Problem details -
Retype each line exactly. Skip images.

=== Dataset entries ===

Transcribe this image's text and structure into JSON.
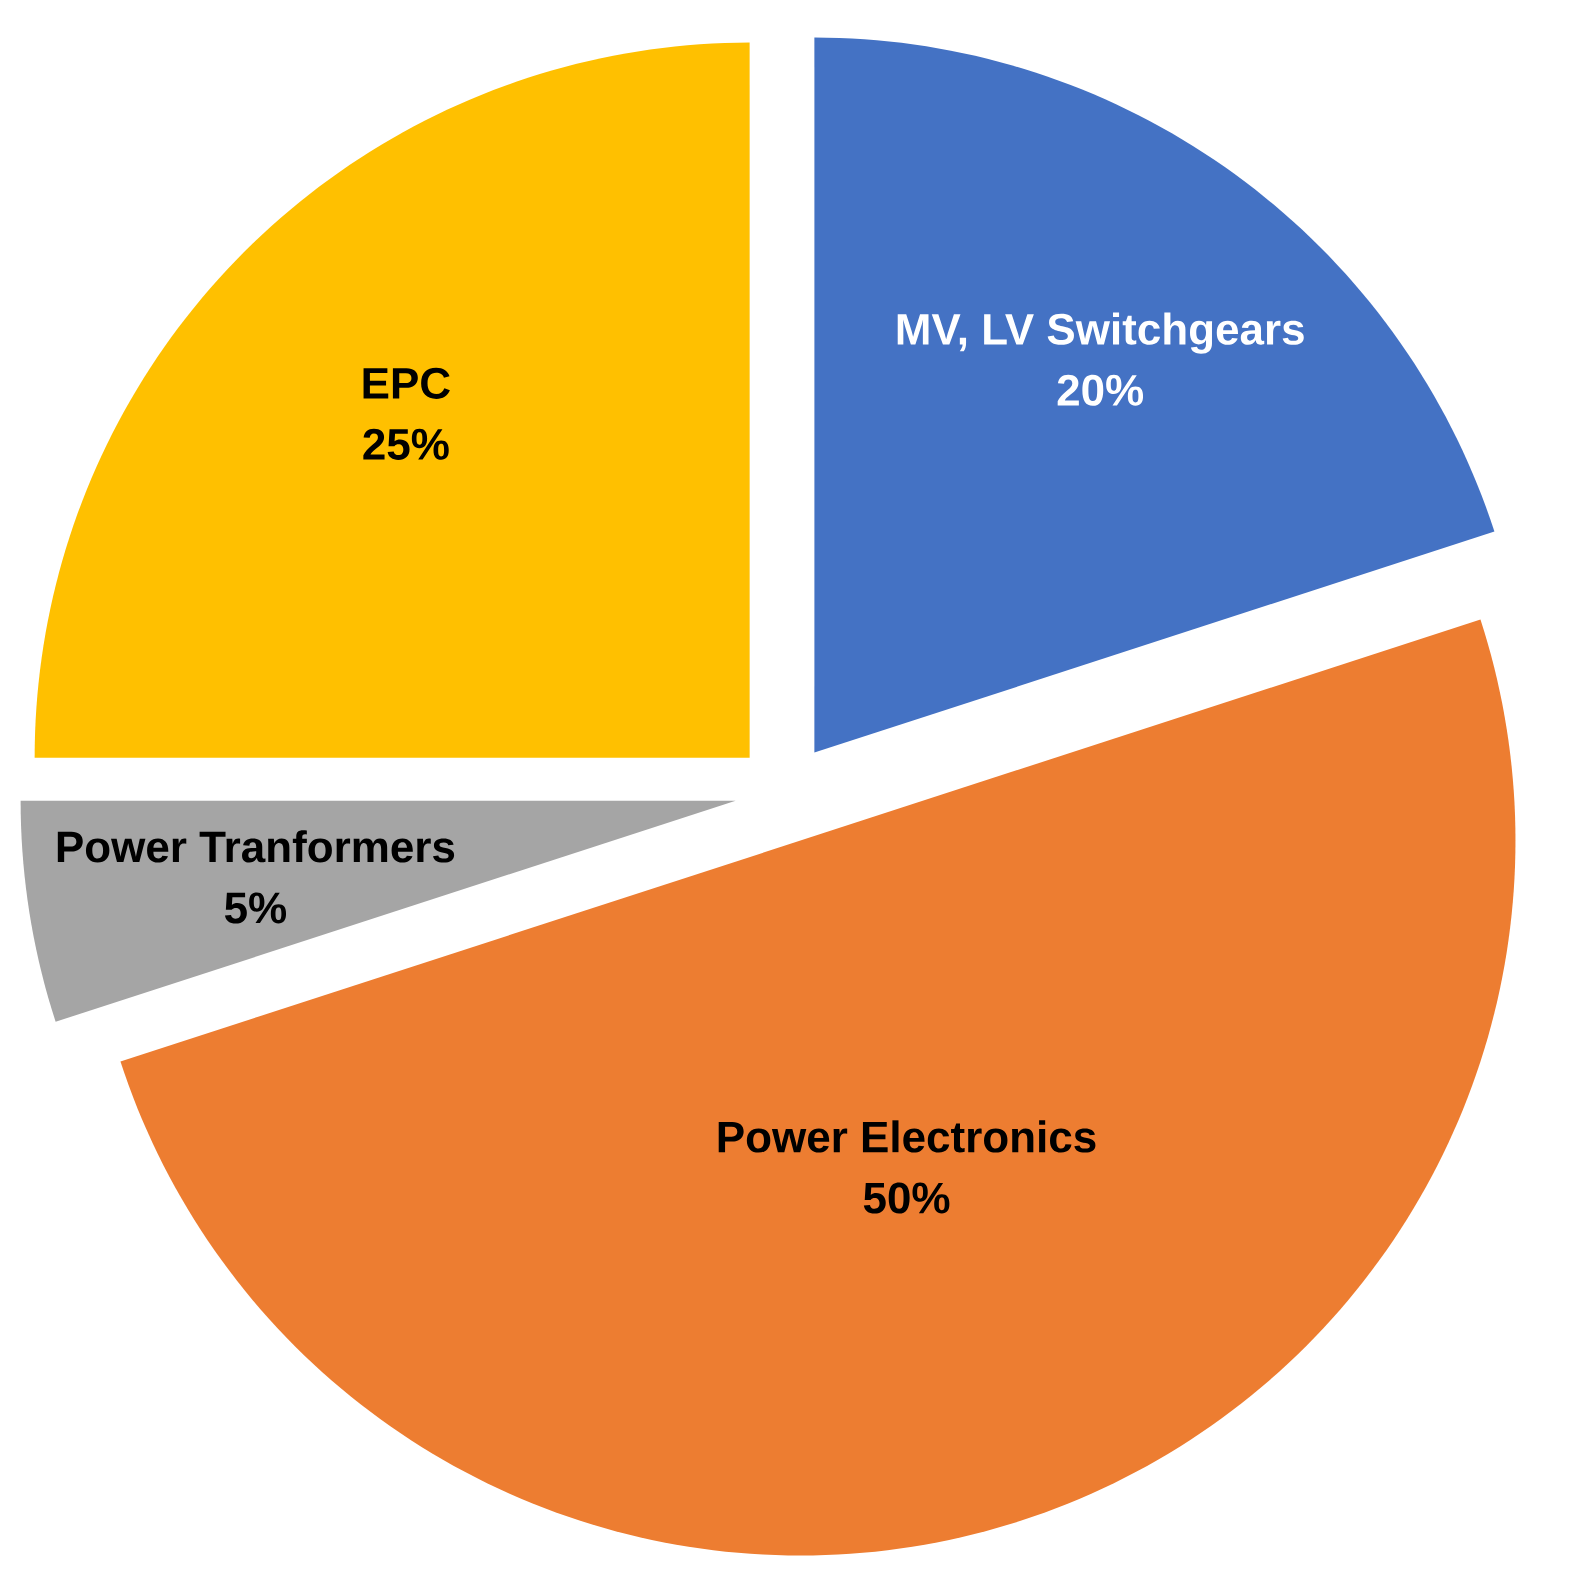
{
  "chart_data": {
    "type": "pie",
    "categories": [
      "MV, LV Switchgears",
      "Power Electronics",
      "Power Tranformers",
      "EPC"
    ],
    "values": [
      20,
      50,
      5,
      25
    ],
    "colors": [
      "#4472c4",
      "#ed7d31",
      "#a5a5a5",
      "#ffc000"
    ],
    "value_labels": [
      "20%",
      "50%",
      "5%",
      "25%"
    ]
  }
}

===

Expected output -
Transcribe this image's text and structure into JSON.
{
  "chart_data": {
    "type": "pie",
    "categories": [
      "MV, LV Switchgears",
      "Power Electronics",
      "Power Tranformers",
      "EPC"
    ],
    "values": [
      20,
      50,
      5,
      25
    ],
    "colors": [
      "#4472c4",
      "#ed7d31",
      "#a5a5a5",
      "#ffc000"
    ],
    "value_labels": [
      "20%",
      "50%",
      "5%",
      "25%"
    ]
  }
}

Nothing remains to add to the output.